Items from a figure collection:
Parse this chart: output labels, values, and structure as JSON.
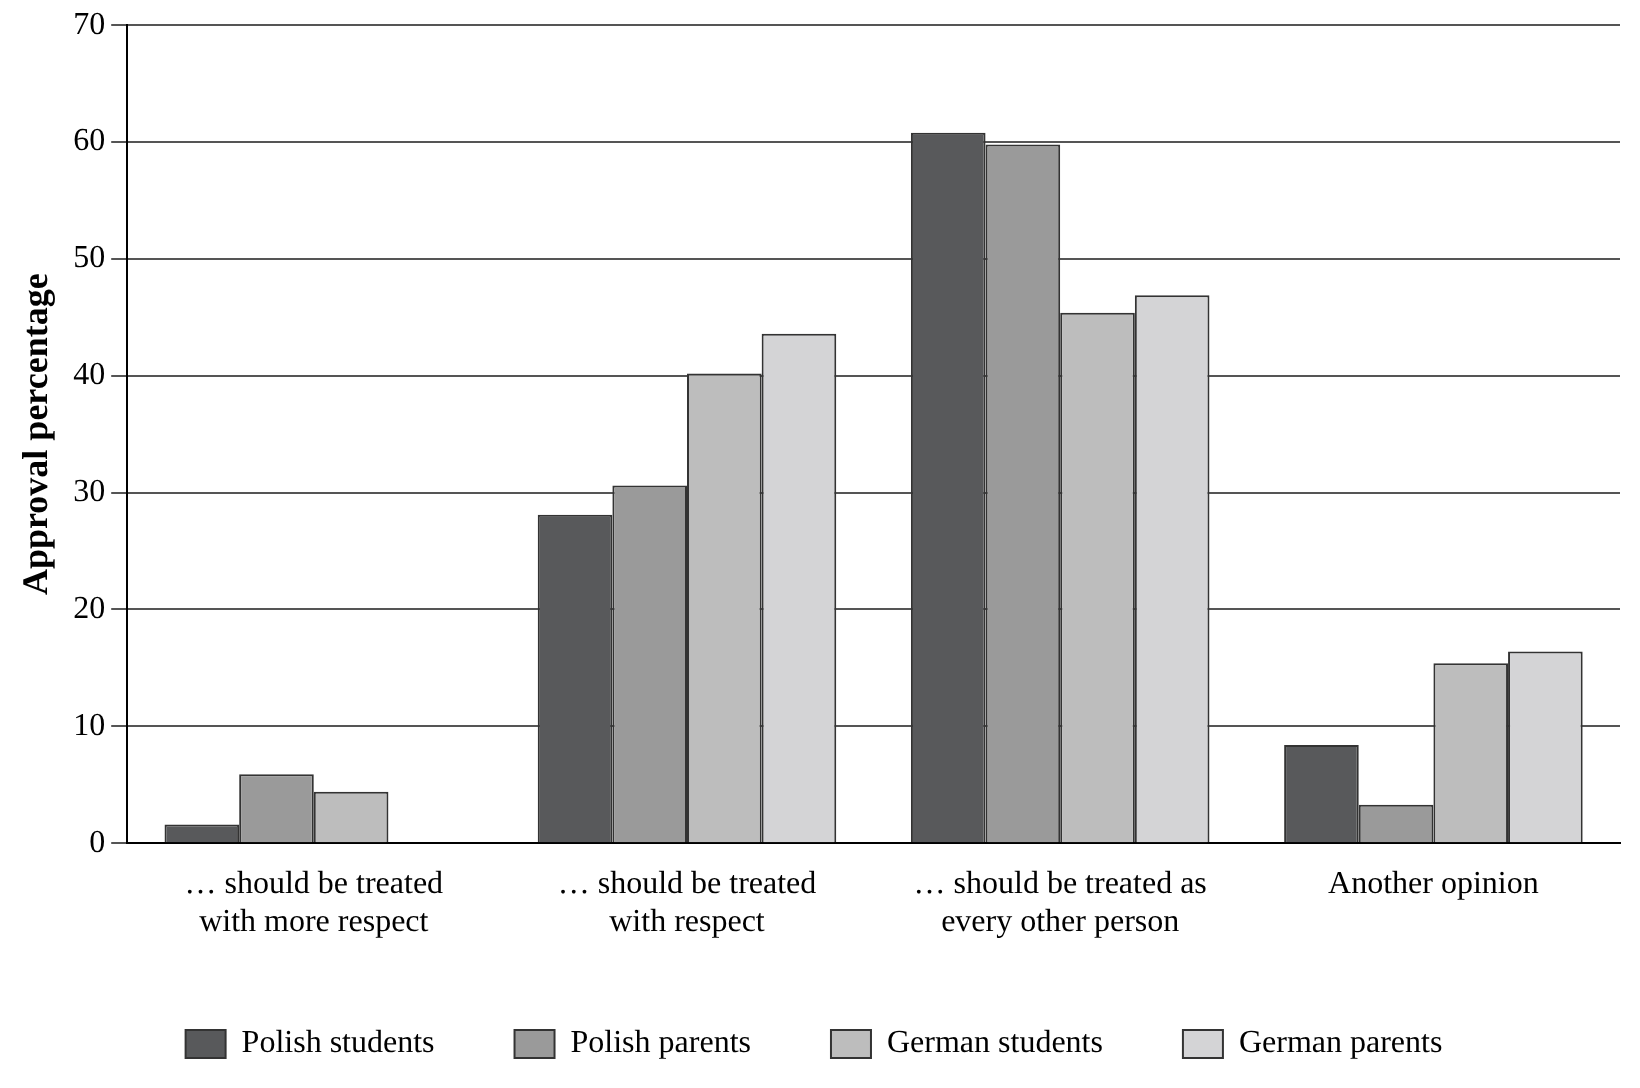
{
  "chart_data": {
    "type": "bar",
    "ylabel": "Approval percentage",
    "categories": [
      "… should be treated with more respect",
      "… should be treated with respect",
      "… should be treated as every other person",
      "Another opinion"
    ],
    "series": [
      {
        "name": "Polish students",
        "color": "#58595b",
        "values": [
          1.6,
          28.1,
          60.8,
          8.4
        ]
      },
      {
        "name": "Polish parents",
        "color": "#9a9a9a",
        "values": [
          5.9,
          30.6,
          59.8,
          3.3
        ]
      },
      {
        "name": "German students",
        "color": "#bdbdbd",
        "values": [
          4.4,
          40.2,
          45.4,
          15.4
        ]
      },
      {
        "name": "German parents",
        "color": "#d4d4d6",
        "values": [
          0,
          43.6,
          46.9,
          16.4
        ]
      }
    ],
    "ylim": [
      0,
      70
    ],
    "yticks": [
      0,
      10,
      20,
      30,
      40,
      50,
      60,
      70
    ],
    "grid": "y",
    "legend": "bottom"
  }
}
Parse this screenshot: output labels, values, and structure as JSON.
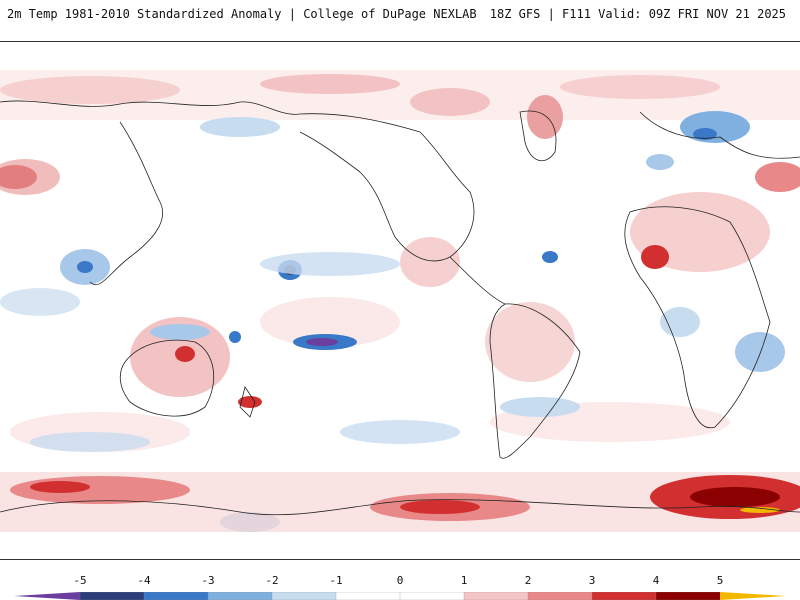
{
  "header": {
    "title_left": "2m Temp 1981-2010 Standardized Anomaly | College of DuPage NEXLAB",
    "title_right": "18Z GFS | F111 Valid: 09Z FRI NOV 21 2025"
  },
  "legend": {
    "ticks": [
      "-5",
      "-4",
      "-3",
      "-2",
      "-1",
      "0",
      "1",
      "2",
      "3",
      "4",
      "5"
    ],
    "colors": [
      "#6a3fa0",
      "#2c3f7a",
      "#3a78c8",
      "#7fb0e0",
      "#c8dcf0",
      "#ffffff",
      "#ffffff",
      "#f4c4c4",
      "#e88888",
      "#d23030",
      "#8b0000",
      "#f2b800"
    ]
  },
  "map": {
    "projection": "Pacific-centered equirectangular",
    "field": "2m temperature standardized anomaly"
  }
}
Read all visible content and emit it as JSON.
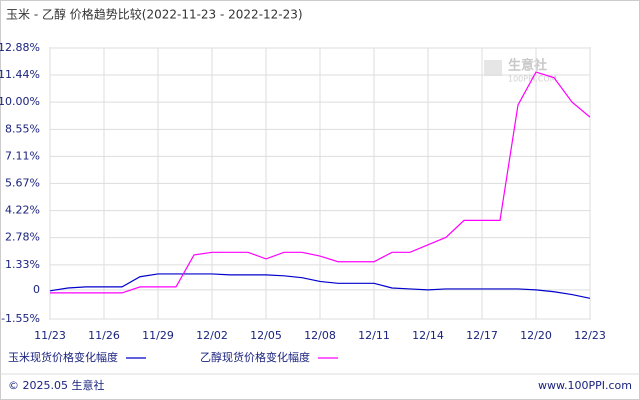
{
  "chart_data": {
    "type": "line",
    "title": "玉米 - 乙醇 价格趋势比较(2022-11-23 - 2022-12-23)",
    "categories": [
      "11/23",
      null,
      null,
      "11/26",
      null,
      null,
      "11/29",
      null,
      null,
      "12/02",
      null,
      null,
      "12/05",
      null,
      null,
      "12/08",
      null,
      null,
      "12/11",
      null,
      null,
      "12/14",
      null,
      null,
      "12/17",
      null,
      null,
      "12/20",
      null,
      null,
      "12/23"
    ],
    "series": [
      {
        "name": "玉米现货价格变化幅度",
        "color": "#0000cc",
        "values": [
          -0.05,
          0.1,
          0.16,
          0.16,
          0.16,
          0.7,
          0.85,
          0.85,
          0.85,
          0.85,
          0.8,
          0.8,
          0.8,
          0.75,
          0.65,
          0.45,
          0.35,
          0.35,
          0.35,
          0.1,
          0.05,
          0.0,
          0.05,
          0.05,
          0.05,
          0.05,
          0.05,
          0.0,
          -0.1,
          -0.25,
          -0.45
        ]
      },
      {
        "name": "乙醇现货价格变化幅度",
        "color": "#ff00ff",
        "values": [
          -0.16,
          -0.16,
          -0.16,
          -0.16,
          -0.16,
          0.16,
          0.16,
          0.16,
          1.86,
          2.0,
          2.0,
          2.0,
          1.65,
          2.0,
          2.0,
          1.8,
          1.5,
          1.5,
          1.5,
          2.0,
          2.0,
          2.4,
          2.8,
          3.7,
          3.7,
          3.7,
          9.85,
          11.6,
          11.3,
          10.0,
          9.2
        ]
      }
    ],
    "ylim": [
      -1.55,
      12.88
    ],
    "yticks": [
      {
        "value": -1.55,
        "label": "-1.55%"
      },
      0,
      {
        "value": 1.33,
        "label": "1.33%"
      },
      {
        "value": 2.78,
        "label": "2.78%"
      },
      {
        "value": 4.22,
        "label": "4.22%"
      },
      {
        "value": 5.67,
        "label": "5.67%"
      },
      {
        "value": 7.11,
        "label": "7.11%"
      },
      {
        "value": 8.55,
        "label": "8.55%"
      },
      {
        "value": 10.0,
        "label": "10.00%"
      },
      {
        "value": 11.44,
        "label": "11.44%"
      },
      {
        "value": 12.88,
        "label": "12.88%"
      }
    ],
    "grid": true,
    "watermark": [
      "生意社",
      "100PPI.COM"
    ],
    "footer": {
      "left": "© 2025.05 生意社",
      "right": "www.100PPI.com"
    }
  }
}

Problem to work on →
Write the lines above out again exactly, without any of their pictures.

Answer to this problem →
Parse this chart: output labels, values, and structure as JSON.
{
  "chart_data": {
    "type": "bar",
    "ylabel": "Approval percentage",
    "categories": [
      "… should be treated with more respect",
      "… should be treated with respect",
      "… should be treated as every other person",
      "Another opinion"
    ],
    "series": [
      {
        "name": "Polish students",
        "color": "#58595b",
        "values": [
          1.6,
          28.1,
          60.8,
          8.4
        ]
      },
      {
        "name": "Polish parents",
        "color": "#9a9a9a",
        "values": [
          5.9,
          30.6,
          59.8,
          3.3
        ]
      },
      {
        "name": "German students",
        "color": "#bdbdbd",
        "values": [
          4.4,
          40.2,
          45.4,
          15.4
        ]
      },
      {
        "name": "German parents",
        "color": "#d4d4d6",
        "values": [
          0,
          43.6,
          46.9,
          16.4
        ]
      }
    ],
    "ylim": [
      0,
      70
    ],
    "yticks": [
      0,
      10,
      20,
      30,
      40,
      50,
      60,
      70
    ],
    "grid": "y",
    "legend": "bottom"
  }
}
Parse this screenshot: output labels, values, and structure as JSON.
{
  "header": {
    "title_left": "2m Temp 1981-2010 Standardized Anomaly | College of DuPage NEXLAB",
    "title_right": "18Z GFS | F111 Valid: 09Z FRI NOV 21 2025"
  },
  "legend": {
    "ticks": [
      "-5",
      "-4",
      "-3",
      "-2",
      "-1",
      "0",
      "1",
      "2",
      "3",
      "4",
      "5"
    ],
    "colors": [
      "#6a3fa0",
      "#2c3f7a",
      "#3a78c8",
      "#7fb0e0",
      "#c8dcf0",
      "#ffffff",
      "#ffffff",
      "#f4c4c4",
      "#e88888",
      "#d23030",
      "#8b0000",
      "#f2b800"
    ]
  },
  "map": {
    "projection": "Pacific-centered equirectangular",
    "field": "2m temperature standardized anomaly"
  }
}
Read all visible content and emit it as JSON.
{
  "chart_data": {
    "type": "line",
    "title": "玉米 - 乙醇 价格趋势比较(2022-11-23 - 2022-12-23)",
    "categories": [
      "11/23",
      null,
      null,
      "11/26",
      null,
      null,
      "11/29",
      null,
      null,
      "12/02",
      null,
      null,
      "12/05",
      null,
      null,
      "12/08",
      null,
      null,
      "12/11",
      null,
      null,
      "12/14",
      null,
      null,
      "12/17",
      null,
      null,
      "12/20",
      null,
      null,
      "12/23"
    ],
    "series": [
      {
        "name": "玉米现货价格变化幅度",
        "color": "#0000cc",
        "values": [
          -0.05,
          0.1,
          0.16,
          0.16,
          0.16,
          0.7,
          0.85,
          0.85,
          0.85,
          0.85,
          0.8,
          0.8,
          0.8,
          0.75,
          0.65,
          0.45,
          0.35,
          0.35,
          0.35,
          0.1,
          0.05,
          0.0,
          0.05,
          0.05,
          0.05,
          0.05,
          0.05,
          0.0,
          -0.1,
          -0.25,
          -0.45
        ]
      },
      {
        "name": "乙醇现货价格变化幅度",
        "color": "#ff00ff",
        "values": [
          -0.16,
          -0.16,
          -0.16,
          -0.16,
          -0.16,
          0.16,
          0.16,
          0.16,
          1.86,
          2.0,
          2.0,
          2.0,
          1.65,
          2.0,
          2.0,
          1.8,
          1.5,
          1.5,
          1.5,
          2.0,
          2.0,
          2.4,
          2.8,
          3.7,
          3.7,
          3.7,
          9.85,
          11.6,
          11.3,
          10.0,
          9.2
        ]
      }
    ],
    "ylim": [
      -1.55,
      12.88
    ],
    "yticks": [
      {
        "value": -1.55,
        "label": "-1.55%"
      },
      0,
      {
        "value": 1.33,
        "label": "1.33%"
      },
      {
        "value": 2.78,
        "label": "2.78%"
      },
      {
        "value": 4.22,
        "label": "4.22%"
      },
      {
        "value": 5.67,
        "label": "5.67%"
      },
      {
        "value": 7.11,
        "label": "7.11%"
      },
      {
        "value": 8.55,
        "label": "8.55%"
      },
      {
        "value": 10.0,
        "label": "10.00%"
      },
      {
        "value": 11.44,
        "label": "11.44%"
      },
      {
        "value": 12.88,
        "label": "12.88%"
      }
    ],
    "grid": true,
    "watermark": [
      "生意社",
      "100PPI.COM"
    ],
    "footer": {
      "left": "© 2025.05 生意社",
      "right": "www.100PPI.com"
    }
  }
}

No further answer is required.